--- START EXTRACTED MATERIAL ---

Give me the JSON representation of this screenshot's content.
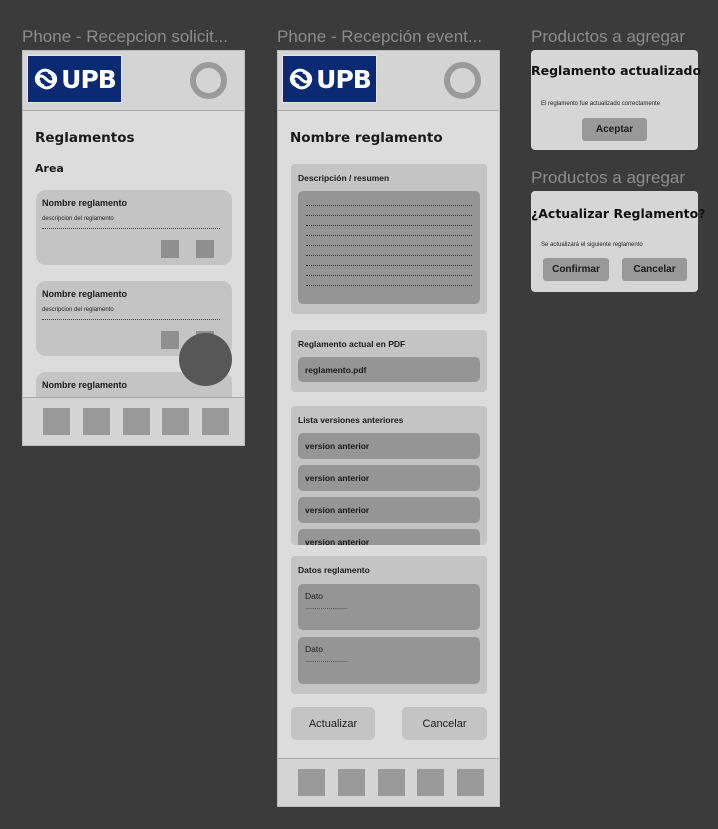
{
  "frames": {
    "frame1_title": "Phone - Recepcion solicit...",
    "frame2_title": "Phone - Recepción event...",
    "frame3_title": "Productos a agregar",
    "frame4_title": "Productos a agregar"
  },
  "brand": {
    "logo_text": "UPB",
    "logo_color": "#0c2a74"
  },
  "screen1": {
    "title": "Reglamentos",
    "area_label": "Area",
    "cards": [
      {
        "title": "Nombre reglamento",
        "desc": "descripcion del reglamento"
      },
      {
        "title": "Nombre reglamento",
        "desc": "descripcion del reglamento"
      },
      {
        "title": "Nombre reglamento"
      }
    ]
  },
  "screen2": {
    "title": "Nombre reglamento",
    "description_label": "Descripción / resumen",
    "pdf_label": "Reglamento actual en PDF",
    "pdf_file": "reglamento.pdf",
    "versions_label": "Lista versiones anteriores",
    "versions": [
      "version anterior",
      "version anterior",
      "version anterior",
      "version anterior"
    ],
    "data_label": "Datos reglamento",
    "data_fields": [
      {
        "label": "Dato",
        "value": "......................"
      },
      {
        "label": "Dato",
        "value": "......................"
      }
    ],
    "update_button": "Actualizar",
    "cancel_button": "Cancelar"
  },
  "dialog_success": {
    "title": "Reglamento actualizado",
    "message": "El reglamento fue actualizado correctamente",
    "accept_button": "Aceptar"
  },
  "dialog_confirm": {
    "title": "¿Actualizar Reglamento?",
    "message": "Se actualizará el siguiente reglamento",
    "confirm_button": "Confirmar",
    "cancel_button": "Cancelar"
  }
}
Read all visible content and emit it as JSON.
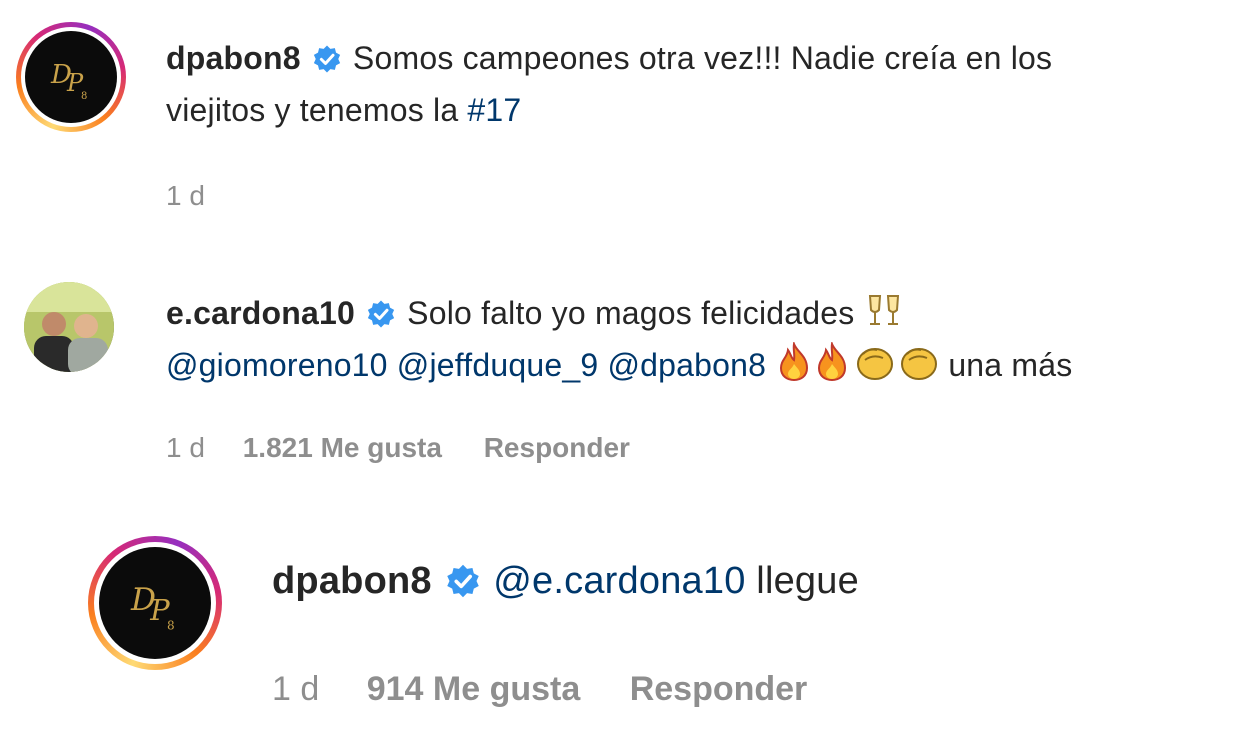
{
  "comments": [
    {
      "username": "dpabon8",
      "text_line1": "Somos campeones otra vez!!! Nadie creía en los",
      "text_line2_prefix": "viejitos y tenemos la ",
      "hashtag": "#17",
      "time": "1 d",
      "avatar_logo_text": "DP",
      "avatar_logo_sub": "8"
    },
    {
      "username": "e.cardona10",
      "text_line1": "Solo falto yo magos felicidades",
      "mentions": [
        "@giomoreno10",
        "@jeffduque_9",
        "@dpabon8"
      ],
      "text_suffix": "una más",
      "emojis": [
        "clinking-glasses-icon",
        "fire-icon",
        "fire-icon",
        "clapping-hands-icon",
        "clapping-hands-icon"
      ],
      "time": "1 d",
      "likes": "1.821 Me gusta",
      "reply_label": "Responder"
    }
  ],
  "reply": {
    "username": "dpabon8",
    "mention": "@e.cardona10",
    "text": "llegue",
    "time": "1 d",
    "likes": "914 Me gusta",
    "reply_label": "Responder",
    "avatar_logo_text": "DP",
    "avatar_logo_sub": "8"
  },
  "colors": {
    "verified": "#3897f0",
    "link": "#00376b",
    "meta": "#8e8e8e",
    "logo_gold": "#c9a24a"
  }
}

--- END EXTRACTED MATERIAL ---

_WHAT THE TASK ASKS:_
Print the records above exactly as they stand, but leave out the pictures.

_THE REPLY:_
Give me the JSON representation of this screenshot's content.
{
  "frames": {
    "frame1_title": "Phone - Recepcion solicit...",
    "frame2_title": "Phone - Recepción event...",
    "frame3_title": "Productos a agregar",
    "frame4_title": "Productos a agregar"
  },
  "brand": {
    "logo_text": "UPB",
    "logo_color": "#0c2a74"
  },
  "screen1": {
    "title": "Reglamentos",
    "area_label": "Area",
    "cards": [
      {
        "title": "Nombre reglamento",
        "desc": "descripcion del reglamento"
      },
      {
        "title": "Nombre reglamento",
        "desc": "descripcion del reglamento"
      },
      {
        "title": "Nombre reglamento"
      }
    ]
  },
  "screen2": {
    "title": "Nombre reglamento",
    "description_label": "Descripción / resumen",
    "pdf_label": "Reglamento actual en PDF",
    "pdf_file": "reglamento.pdf",
    "versions_label": "Lista versiones anteriores",
    "versions": [
      "version anterior",
      "version anterior",
      "version anterior",
      "version anterior"
    ],
    "data_label": "Datos reglamento",
    "data_fields": [
      {
        "label": "Dato",
        "value": "......................"
      },
      {
        "label": "Dato",
        "value": "......................"
      }
    ],
    "update_button": "Actualizar",
    "cancel_button": "Cancelar"
  },
  "dialog_success": {
    "title": "Reglamento actualizado",
    "message": "El reglamento fue actualizado correctamente",
    "accept_button": "Aceptar"
  },
  "dialog_confirm": {
    "title": "¿Actualizar Reglamento?",
    "message": "Se actualizará el siguiente reglamento",
    "confirm_button": "Confirmar",
    "cancel_button": "Cancelar"
  }
}
Read all visible content and emit it as JSON.
{
  "comments": [
    {
      "username": "dpabon8",
      "text_line1": "Somos campeones otra vez!!! Nadie creía en los",
      "text_line2_prefix": "viejitos y tenemos la ",
      "hashtag": "#17",
      "time": "1 d",
      "avatar_logo_text": "DP",
      "avatar_logo_sub": "8"
    },
    {
      "username": "e.cardona10",
      "text_line1": "Solo falto yo magos felicidades",
      "mentions": [
        "@giomoreno10",
        "@jeffduque_9",
        "@dpabon8"
      ],
      "text_suffix": "una más",
      "emojis": [
        "clinking-glasses-icon",
        "fire-icon",
        "fire-icon",
        "clapping-hands-icon",
        "clapping-hands-icon"
      ],
      "time": "1 d",
      "likes": "1.821 Me gusta",
      "reply_label": "Responder"
    }
  ],
  "reply": {
    "username": "dpabon8",
    "mention": "@e.cardona10",
    "text": "llegue",
    "time": "1 d",
    "likes": "914 Me gusta",
    "reply_label": "Responder",
    "avatar_logo_text": "DP",
    "avatar_logo_sub": "8"
  },
  "colors": {
    "verified": "#3897f0",
    "link": "#00376b",
    "meta": "#8e8e8e",
    "logo_gold": "#c9a24a"
  }
}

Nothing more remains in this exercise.